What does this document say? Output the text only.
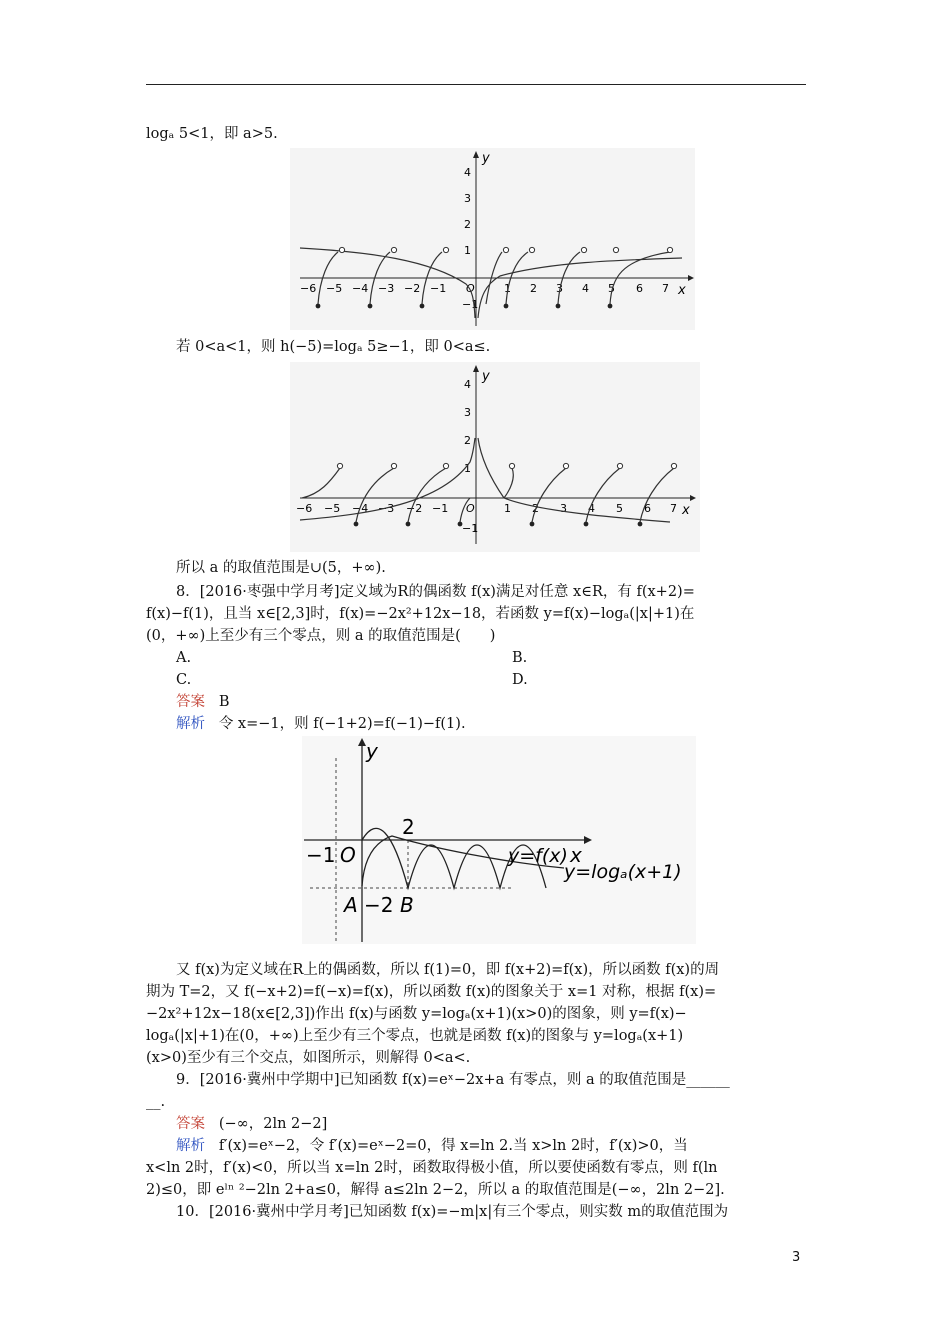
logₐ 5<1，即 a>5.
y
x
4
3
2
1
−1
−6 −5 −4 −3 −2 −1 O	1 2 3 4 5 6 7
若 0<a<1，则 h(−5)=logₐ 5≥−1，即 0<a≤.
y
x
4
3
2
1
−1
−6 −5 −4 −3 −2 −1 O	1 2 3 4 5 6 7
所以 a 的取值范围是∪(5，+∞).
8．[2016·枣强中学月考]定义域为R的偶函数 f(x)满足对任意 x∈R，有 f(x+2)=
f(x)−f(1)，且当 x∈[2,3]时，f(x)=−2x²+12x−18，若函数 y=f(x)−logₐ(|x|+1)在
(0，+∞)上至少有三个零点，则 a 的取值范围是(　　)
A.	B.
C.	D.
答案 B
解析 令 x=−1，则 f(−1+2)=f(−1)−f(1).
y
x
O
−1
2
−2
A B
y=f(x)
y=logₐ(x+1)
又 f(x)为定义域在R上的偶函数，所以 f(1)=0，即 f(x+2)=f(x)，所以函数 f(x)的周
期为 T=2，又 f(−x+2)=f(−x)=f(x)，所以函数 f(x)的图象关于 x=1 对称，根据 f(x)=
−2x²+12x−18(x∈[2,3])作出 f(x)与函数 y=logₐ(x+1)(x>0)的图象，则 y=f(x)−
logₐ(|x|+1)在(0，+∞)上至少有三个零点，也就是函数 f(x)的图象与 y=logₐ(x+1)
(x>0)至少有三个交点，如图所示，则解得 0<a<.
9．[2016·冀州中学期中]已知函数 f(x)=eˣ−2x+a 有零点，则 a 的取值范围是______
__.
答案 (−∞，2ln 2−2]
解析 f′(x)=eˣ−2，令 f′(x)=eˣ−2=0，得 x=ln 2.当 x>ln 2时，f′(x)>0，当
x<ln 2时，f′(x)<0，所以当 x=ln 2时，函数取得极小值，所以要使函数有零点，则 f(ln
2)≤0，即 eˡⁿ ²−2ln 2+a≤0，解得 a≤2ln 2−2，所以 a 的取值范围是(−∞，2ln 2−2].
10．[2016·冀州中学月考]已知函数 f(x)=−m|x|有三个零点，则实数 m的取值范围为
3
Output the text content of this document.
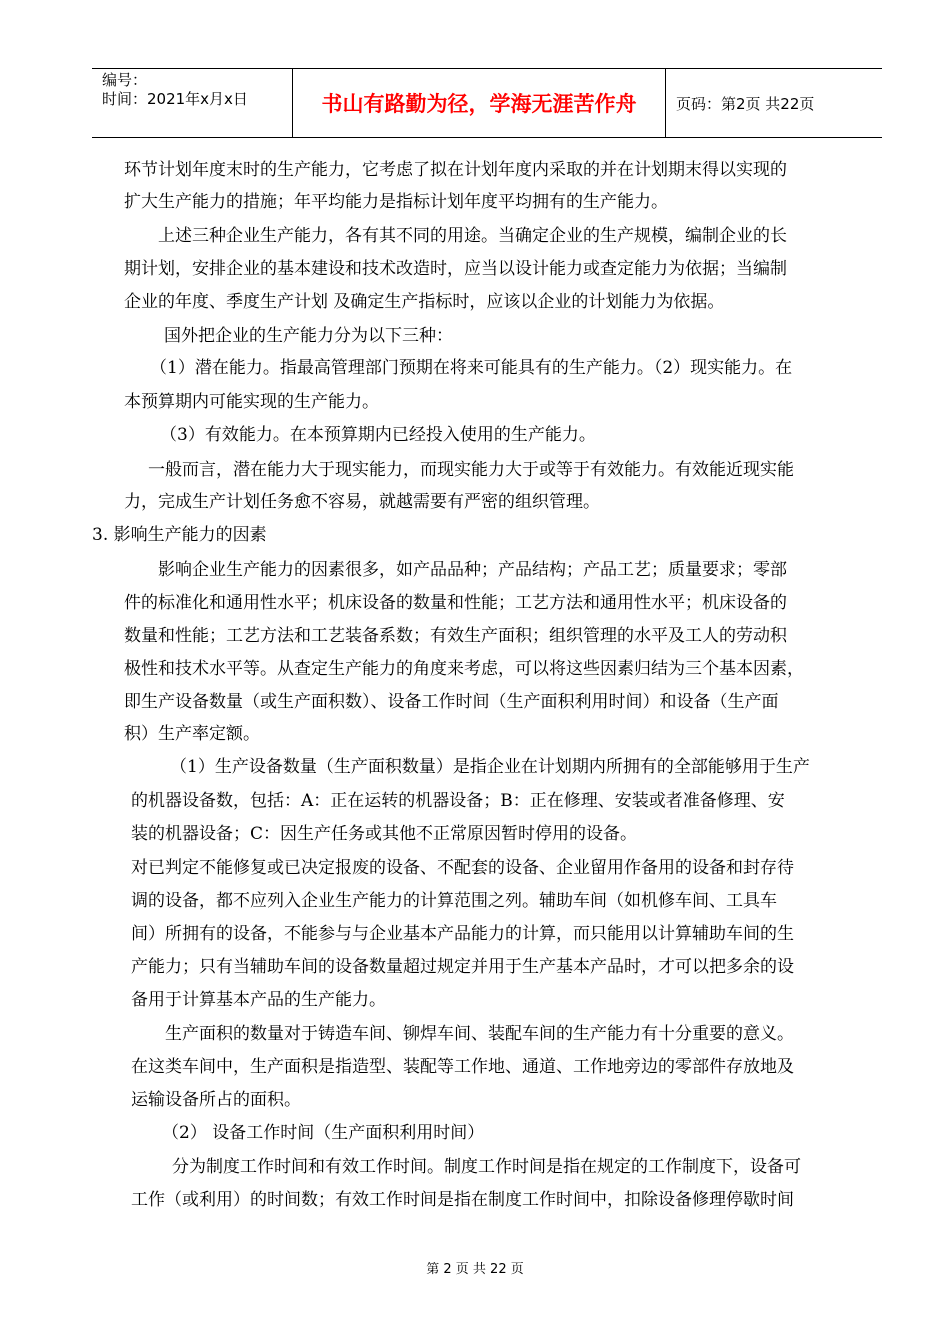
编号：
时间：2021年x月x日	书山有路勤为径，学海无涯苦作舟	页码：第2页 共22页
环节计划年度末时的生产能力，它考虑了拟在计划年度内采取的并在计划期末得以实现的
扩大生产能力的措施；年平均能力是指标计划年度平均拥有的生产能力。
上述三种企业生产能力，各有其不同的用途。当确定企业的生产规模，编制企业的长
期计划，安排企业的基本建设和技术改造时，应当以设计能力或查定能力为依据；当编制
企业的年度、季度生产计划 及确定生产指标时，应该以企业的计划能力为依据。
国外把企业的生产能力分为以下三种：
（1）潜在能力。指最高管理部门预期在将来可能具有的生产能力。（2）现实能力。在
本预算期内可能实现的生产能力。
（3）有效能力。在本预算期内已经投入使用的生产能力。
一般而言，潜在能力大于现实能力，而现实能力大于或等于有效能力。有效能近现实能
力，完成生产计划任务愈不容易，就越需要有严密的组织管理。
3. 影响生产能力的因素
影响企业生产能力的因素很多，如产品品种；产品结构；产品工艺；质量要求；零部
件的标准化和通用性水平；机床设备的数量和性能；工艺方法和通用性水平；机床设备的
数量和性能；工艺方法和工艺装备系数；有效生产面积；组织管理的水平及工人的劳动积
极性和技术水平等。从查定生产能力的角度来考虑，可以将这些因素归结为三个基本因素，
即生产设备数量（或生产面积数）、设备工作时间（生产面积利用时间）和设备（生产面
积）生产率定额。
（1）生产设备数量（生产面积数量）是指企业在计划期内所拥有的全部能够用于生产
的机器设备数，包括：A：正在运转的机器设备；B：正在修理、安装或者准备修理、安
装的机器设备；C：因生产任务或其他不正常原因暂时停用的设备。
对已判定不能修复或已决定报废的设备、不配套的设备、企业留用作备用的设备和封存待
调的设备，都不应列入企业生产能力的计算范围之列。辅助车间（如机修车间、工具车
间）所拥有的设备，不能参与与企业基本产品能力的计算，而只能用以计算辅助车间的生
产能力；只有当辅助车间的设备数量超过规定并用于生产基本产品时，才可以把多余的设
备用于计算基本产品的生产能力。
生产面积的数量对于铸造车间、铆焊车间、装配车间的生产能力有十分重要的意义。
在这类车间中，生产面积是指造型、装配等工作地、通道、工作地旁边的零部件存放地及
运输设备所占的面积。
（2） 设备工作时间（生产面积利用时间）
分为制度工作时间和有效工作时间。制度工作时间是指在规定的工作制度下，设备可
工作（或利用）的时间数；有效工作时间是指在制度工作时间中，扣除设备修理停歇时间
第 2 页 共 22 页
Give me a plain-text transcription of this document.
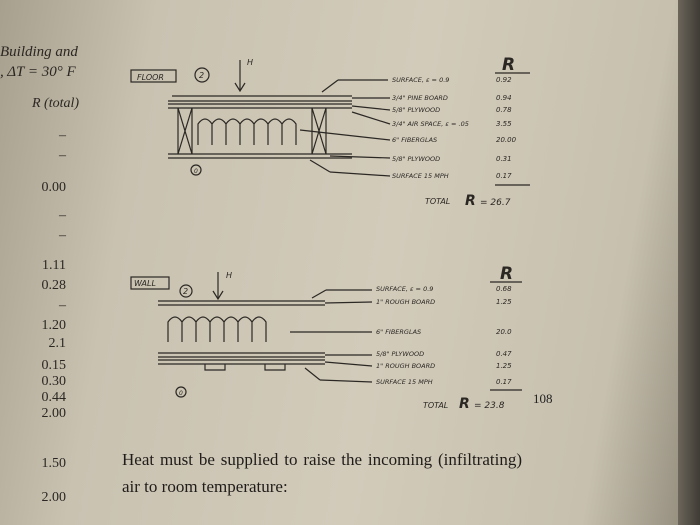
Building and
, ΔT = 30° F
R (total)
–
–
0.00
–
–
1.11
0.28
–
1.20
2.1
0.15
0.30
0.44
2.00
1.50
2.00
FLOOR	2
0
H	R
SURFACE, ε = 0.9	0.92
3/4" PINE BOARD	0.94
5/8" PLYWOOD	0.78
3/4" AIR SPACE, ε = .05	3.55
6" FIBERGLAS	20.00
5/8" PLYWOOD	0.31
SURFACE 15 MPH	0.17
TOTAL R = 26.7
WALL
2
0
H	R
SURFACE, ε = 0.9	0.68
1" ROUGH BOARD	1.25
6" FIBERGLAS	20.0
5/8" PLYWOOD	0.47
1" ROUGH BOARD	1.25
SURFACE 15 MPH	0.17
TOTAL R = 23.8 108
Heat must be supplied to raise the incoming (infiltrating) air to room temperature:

» **PROBLEM TO SOLVE**
Reproduce each record above by retyping it exactly; omit all images.

» **RESPONSE TO THIS TASK**
What does this document say? Output the text only.
logₐ 5<1，即 a>5.
y
x
4
3
2
1
−1
−6 −5 −4 −3 −2 −1 O	1 2 3 4 5 6 7
若 0<a<1，则 h(−5)=logₐ 5≥−1，即 0<a≤.
y
x
4
3
2
1
−1
−6 −5 −4 −3 −2 −1 O	1 2 3 4 5 6 7
所以 a 的取值范围是∪(5，+∞).
8．[2016·枣强中学月考]定义域为R的偶函数 f(x)满足对任意 x∈R，有 f(x+2)=
f(x)−f(1)，且当 x∈[2,3]时，f(x)=−2x²+12x−18，若函数 y=f(x)−logₐ(|x|+1)在
(0，+∞)上至少有三个零点，则 a 的取值范围是(　　)
A.	B.
C.	D.
答案 B
解析 令 x=−1，则 f(−1+2)=f(−1)−f(1).
y
x
O
−1
2
−2
A B
y=f(x)
y=logₐ(x+1)
又 f(x)为定义域在R上的偶函数，所以 f(1)=0，即 f(x+2)=f(x)，所以函数 f(x)的周
期为 T=2，又 f(−x+2)=f(−x)=f(x)，所以函数 f(x)的图象关于 x=1 对称，根据 f(x)=
−2x²+12x−18(x∈[2,3])作出 f(x)与函数 y=logₐ(x+1)(x>0)的图象，则 y=f(x)−
logₐ(|x|+1)在(0，+∞)上至少有三个零点，也就是函数 f(x)的图象与 y=logₐ(x+1)
(x>0)至少有三个交点，如图所示，则解得 0<a<.
9．[2016·冀州中学期中]已知函数 f(x)=eˣ−2x+a 有零点，则 a 的取值范围是______
__.
答案 (−∞，2ln 2−2]
解析 f′(x)=eˣ−2，令 f′(x)=eˣ−2=0，得 x=ln 2.当 x>ln 2时，f′(x)>0，当
x<ln 2时，f′(x)<0，所以当 x=ln 2时，函数取得极小值，所以要使函数有零点，则 f(ln
2)≤0，即 eˡⁿ ²−2ln 2+a≤0，解得 a≤2ln 2−2，所以 a 的取值范围是(−∞，2ln 2−2].
10．[2016·冀州中学月考]已知函数 f(x)=−m|x|有三个零点，则实数 m的取值范围为
3
Output the text content of this document.
编号：
时间：2021年x月x日	书山有路勤为径，学海无涯苦作舟	页码：第2页 共22页
环节计划年度末时的生产能力，它考虑了拟在计划年度内采取的并在计划期末得以实现的
扩大生产能力的措施；年平均能力是指标计划年度平均拥有的生产能力。
上述三种企业生产能力，各有其不同的用途。当确定企业的生产规模，编制企业的长
期计划，安排企业的基本建设和技术改造时，应当以设计能力或查定能力为依据；当编制
企业的年度、季度生产计划 及确定生产指标时，应该以企业的计划能力为依据。
国外把企业的生产能力分为以下三种：
（1）潜在能力。指最高管理部门预期在将来可能具有的生产能力。（2）现实能力。在
本预算期内可能实现的生产能力。
（3）有效能力。在本预算期内已经投入使用的生产能力。
一般而言，潜在能力大于现实能力，而现实能力大于或等于有效能力。有效能近现实能
力，完成生产计划任务愈不容易，就越需要有严密的组织管理。
3. 影响生产能力的因素
影响企业生产能力的因素很多，如产品品种；产品结构；产品工艺；质量要求；零部
件的标准化和通用性水平；机床设备的数量和性能；工艺方法和通用性水平；机床设备的
数量和性能；工艺方法和工艺装备系数；有效生产面积；组织管理的水平及工人的劳动积
极性和技术水平等。从查定生产能力的角度来考虑，可以将这些因素归结为三个基本因素，
即生产设备数量（或生产面积数）、设备工作时间（生产面积利用时间）和设备（生产面
积）生产率定额。
（1）生产设备数量（生产面积数量）是指企业在计划期内所拥有的全部能够用于生产
的机器设备数，包括：A：正在运转的机器设备；B：正在修理、安装或者准备修理、安
装的机器设备；C：因生产任务或其他不正常原因暂时停用的设备。
对已判定不能修复或已决定报废的设备、不配套的设备、企业留用作备用的设备和封存待
调的设备，都不应列入企业生产能力的计算范围之列。辅助车间（如机修车间、工具车
间）所拥有的设备，不能参与与企业基本产品能力的计算，而只能用以计算辅助车间的生
产能力；只有当辅助车间的设备数量超过规定并用于生产基本产品时，才可以把多余的设
备用于计算基本产品的生产能力。
生产面积的数量对于铸造车间、铆焊车间、装配车间的生产能力有十分重要的意义。
在这类车间中，生产面积是指造型、装配等工作地、通道、工作地旁边的零部件存放地及
运输设备所占的面积。
（2） 设备工作时间（生产面积利用时间）
分为制度工作时间和有效工作时间。制度工作时间是指在规定的工作制度下，设备可
工作（或利用）的时间数；有效工作时间是指在制度工作时间中，扣除设备修理停歇时间
第 2 页 共 22 页
Give me a plain-text transcription of this document.
Building and
, ΔT = 30° F
R (total)
–
–
0.00
–
–
1.11
0.28
–
1.20
2.1
0.15
0.30
0.44
2.00
1.50
2.00
FLOOR	2
0
H	R
SURFACE, ε = 0.9	0.92
3/4" PINE BOARD	0.94
5/8" PLYWOOD	0.78
3/4" AIR SPACE, ε = .05	3.55
6" FIBERGLAS	20.00
5/8" PLYWOOD	0.31
SURFACE 15 MPH	0.17
TOTAL R = 26.7
WALL
2
0
H	R
SURFACE, ε = 0.9	0.68
1" ROUGH BOARD	1.25
6" FIBERGLAS	20.0
5/8" PLYWOOD	0.47
1" ROUGH BOARD	1.25
SURFACE 15 MPH	0.17
TOTAL R = 23.8 108
Heat must be supplied to raise the incoming (infiltrating) air to room temperature:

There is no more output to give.